▶ **Task goal**
Read through the records below and copy each line that uses the word "icon".

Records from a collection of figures

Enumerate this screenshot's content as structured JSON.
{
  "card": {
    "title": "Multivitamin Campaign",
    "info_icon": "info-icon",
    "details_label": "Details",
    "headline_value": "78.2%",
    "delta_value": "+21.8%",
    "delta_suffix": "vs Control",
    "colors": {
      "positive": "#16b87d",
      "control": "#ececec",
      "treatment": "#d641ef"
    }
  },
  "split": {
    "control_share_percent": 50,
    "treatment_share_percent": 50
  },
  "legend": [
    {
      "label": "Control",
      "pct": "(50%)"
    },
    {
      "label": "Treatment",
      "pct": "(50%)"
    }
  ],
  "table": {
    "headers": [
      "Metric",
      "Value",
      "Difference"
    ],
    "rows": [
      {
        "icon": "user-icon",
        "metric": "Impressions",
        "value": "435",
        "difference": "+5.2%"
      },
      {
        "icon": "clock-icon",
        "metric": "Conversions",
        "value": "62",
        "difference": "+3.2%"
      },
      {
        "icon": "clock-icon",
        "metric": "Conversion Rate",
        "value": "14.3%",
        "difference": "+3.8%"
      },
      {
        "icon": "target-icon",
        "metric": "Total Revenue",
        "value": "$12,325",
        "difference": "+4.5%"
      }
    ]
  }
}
==
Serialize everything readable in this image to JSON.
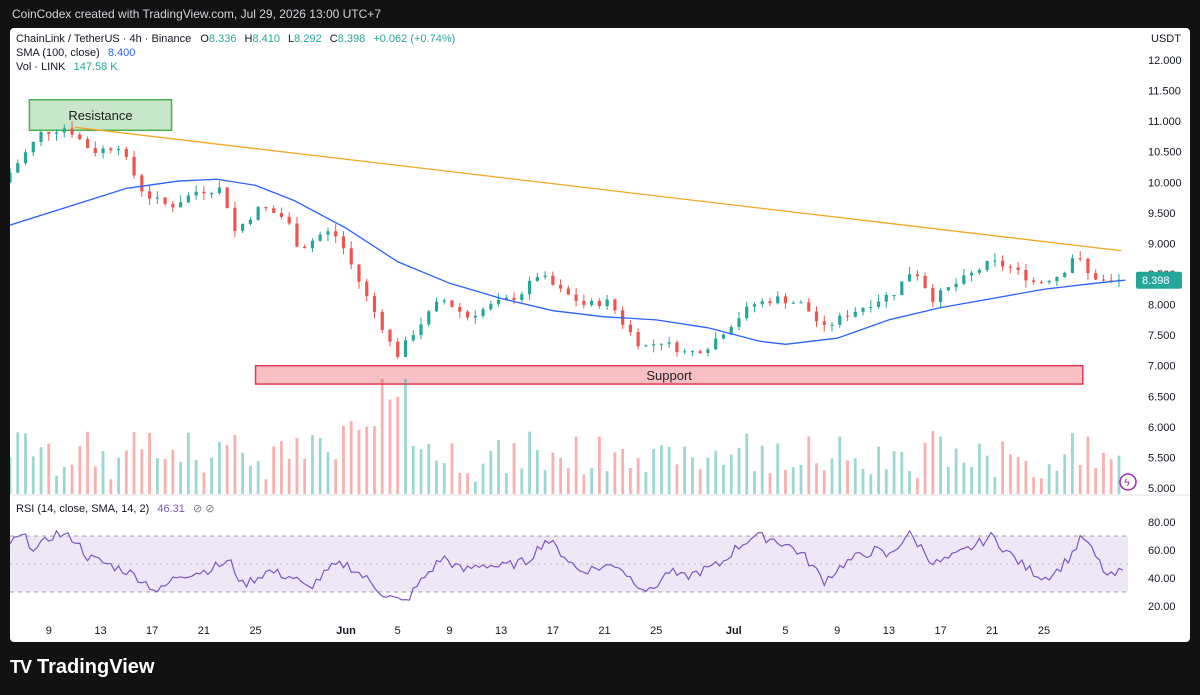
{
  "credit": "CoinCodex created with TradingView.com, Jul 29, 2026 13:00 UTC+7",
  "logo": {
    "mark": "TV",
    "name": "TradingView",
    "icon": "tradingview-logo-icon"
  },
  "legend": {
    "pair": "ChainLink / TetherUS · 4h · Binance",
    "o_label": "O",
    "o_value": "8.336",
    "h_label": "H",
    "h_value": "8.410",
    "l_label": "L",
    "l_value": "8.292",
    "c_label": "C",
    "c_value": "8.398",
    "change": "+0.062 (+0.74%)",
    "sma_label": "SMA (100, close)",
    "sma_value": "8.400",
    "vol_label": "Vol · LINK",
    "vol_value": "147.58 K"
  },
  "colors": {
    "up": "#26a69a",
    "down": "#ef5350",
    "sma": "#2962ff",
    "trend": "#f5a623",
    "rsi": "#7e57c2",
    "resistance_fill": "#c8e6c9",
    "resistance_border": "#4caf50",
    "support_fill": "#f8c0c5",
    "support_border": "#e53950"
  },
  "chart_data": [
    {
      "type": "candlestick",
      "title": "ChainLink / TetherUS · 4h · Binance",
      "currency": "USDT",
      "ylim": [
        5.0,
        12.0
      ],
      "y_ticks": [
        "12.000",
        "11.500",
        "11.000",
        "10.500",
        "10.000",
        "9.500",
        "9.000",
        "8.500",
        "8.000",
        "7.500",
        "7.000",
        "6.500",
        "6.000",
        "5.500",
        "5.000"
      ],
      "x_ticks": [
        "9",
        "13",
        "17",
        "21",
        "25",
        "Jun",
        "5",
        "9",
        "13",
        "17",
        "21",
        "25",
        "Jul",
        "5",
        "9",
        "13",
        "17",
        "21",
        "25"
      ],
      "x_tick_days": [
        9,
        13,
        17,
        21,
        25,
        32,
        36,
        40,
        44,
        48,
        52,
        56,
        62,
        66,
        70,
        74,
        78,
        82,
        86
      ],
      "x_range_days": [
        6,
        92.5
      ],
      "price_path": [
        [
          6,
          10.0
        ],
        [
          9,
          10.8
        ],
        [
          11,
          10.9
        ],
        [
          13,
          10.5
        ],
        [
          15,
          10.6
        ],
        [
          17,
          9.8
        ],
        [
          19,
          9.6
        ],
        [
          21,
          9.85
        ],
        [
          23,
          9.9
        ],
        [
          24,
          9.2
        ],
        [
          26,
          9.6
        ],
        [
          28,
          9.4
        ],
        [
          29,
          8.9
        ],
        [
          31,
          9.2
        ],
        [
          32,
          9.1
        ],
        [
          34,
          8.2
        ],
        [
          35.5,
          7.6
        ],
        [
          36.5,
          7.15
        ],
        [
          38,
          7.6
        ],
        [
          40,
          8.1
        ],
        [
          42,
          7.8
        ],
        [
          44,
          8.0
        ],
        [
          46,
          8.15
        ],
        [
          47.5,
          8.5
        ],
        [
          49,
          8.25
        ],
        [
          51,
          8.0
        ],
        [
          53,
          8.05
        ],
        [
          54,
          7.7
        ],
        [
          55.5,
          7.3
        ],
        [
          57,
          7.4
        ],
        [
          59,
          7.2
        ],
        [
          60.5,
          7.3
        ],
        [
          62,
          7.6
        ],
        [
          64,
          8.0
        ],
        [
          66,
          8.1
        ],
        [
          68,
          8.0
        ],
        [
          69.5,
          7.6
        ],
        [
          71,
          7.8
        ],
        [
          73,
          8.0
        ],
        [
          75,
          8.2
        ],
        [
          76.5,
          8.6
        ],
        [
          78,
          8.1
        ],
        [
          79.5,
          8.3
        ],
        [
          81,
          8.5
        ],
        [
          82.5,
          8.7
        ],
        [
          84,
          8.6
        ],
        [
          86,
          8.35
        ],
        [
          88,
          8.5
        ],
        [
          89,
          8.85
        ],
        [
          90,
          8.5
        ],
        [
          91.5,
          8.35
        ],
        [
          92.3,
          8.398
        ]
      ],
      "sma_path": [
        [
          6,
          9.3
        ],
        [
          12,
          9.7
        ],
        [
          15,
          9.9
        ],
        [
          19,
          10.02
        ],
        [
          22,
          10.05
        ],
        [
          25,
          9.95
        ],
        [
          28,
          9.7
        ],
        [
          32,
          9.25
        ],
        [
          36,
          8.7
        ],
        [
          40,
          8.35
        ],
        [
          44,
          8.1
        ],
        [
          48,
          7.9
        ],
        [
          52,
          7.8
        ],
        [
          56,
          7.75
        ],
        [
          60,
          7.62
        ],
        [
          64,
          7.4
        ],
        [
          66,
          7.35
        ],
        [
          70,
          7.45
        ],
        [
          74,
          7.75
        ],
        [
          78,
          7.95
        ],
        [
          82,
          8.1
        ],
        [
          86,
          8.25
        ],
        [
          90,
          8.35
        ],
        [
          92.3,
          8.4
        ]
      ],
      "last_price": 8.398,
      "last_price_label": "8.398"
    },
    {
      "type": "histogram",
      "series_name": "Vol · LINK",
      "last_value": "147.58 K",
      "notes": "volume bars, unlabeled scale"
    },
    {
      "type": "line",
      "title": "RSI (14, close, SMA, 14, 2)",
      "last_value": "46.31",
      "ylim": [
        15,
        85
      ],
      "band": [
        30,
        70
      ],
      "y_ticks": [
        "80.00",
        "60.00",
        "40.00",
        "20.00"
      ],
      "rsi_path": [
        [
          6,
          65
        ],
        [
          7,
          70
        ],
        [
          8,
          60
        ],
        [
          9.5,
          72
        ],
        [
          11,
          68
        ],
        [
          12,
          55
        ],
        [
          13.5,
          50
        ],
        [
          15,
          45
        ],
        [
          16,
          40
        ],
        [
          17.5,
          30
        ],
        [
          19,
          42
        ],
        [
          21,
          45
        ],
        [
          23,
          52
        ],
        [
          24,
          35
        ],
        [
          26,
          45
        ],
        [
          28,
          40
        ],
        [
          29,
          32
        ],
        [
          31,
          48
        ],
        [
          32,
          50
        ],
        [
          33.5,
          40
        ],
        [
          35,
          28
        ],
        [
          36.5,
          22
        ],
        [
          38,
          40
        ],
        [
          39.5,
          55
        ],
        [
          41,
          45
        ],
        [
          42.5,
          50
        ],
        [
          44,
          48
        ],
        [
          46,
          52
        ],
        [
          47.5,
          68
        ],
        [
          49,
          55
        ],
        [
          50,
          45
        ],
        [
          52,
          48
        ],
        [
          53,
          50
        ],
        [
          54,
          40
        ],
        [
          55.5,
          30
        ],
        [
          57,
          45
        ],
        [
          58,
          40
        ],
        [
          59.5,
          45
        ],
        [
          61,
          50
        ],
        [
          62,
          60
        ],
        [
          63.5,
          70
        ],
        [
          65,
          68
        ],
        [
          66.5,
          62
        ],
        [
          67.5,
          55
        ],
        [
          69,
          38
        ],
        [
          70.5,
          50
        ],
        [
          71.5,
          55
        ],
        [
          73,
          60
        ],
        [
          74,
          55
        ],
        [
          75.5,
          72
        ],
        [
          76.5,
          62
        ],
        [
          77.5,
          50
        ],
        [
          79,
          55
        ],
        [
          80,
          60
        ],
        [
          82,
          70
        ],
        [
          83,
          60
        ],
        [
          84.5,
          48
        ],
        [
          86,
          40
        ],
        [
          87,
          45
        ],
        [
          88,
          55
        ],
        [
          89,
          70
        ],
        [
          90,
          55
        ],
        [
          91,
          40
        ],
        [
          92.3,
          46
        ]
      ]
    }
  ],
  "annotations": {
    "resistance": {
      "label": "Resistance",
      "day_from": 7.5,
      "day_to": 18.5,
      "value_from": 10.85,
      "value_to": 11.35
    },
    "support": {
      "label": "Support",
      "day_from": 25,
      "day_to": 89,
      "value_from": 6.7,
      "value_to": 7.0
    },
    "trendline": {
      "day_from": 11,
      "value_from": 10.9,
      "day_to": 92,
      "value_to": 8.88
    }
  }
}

▶ **Finished exercise**
    "info_icon": "info-icon",
        "icon": "user-icon",
        "icon": "clock-icon",
        "icon": "clock-icon",
        "icon": "target-icon",
    "icon": "tradingview-logo-icon"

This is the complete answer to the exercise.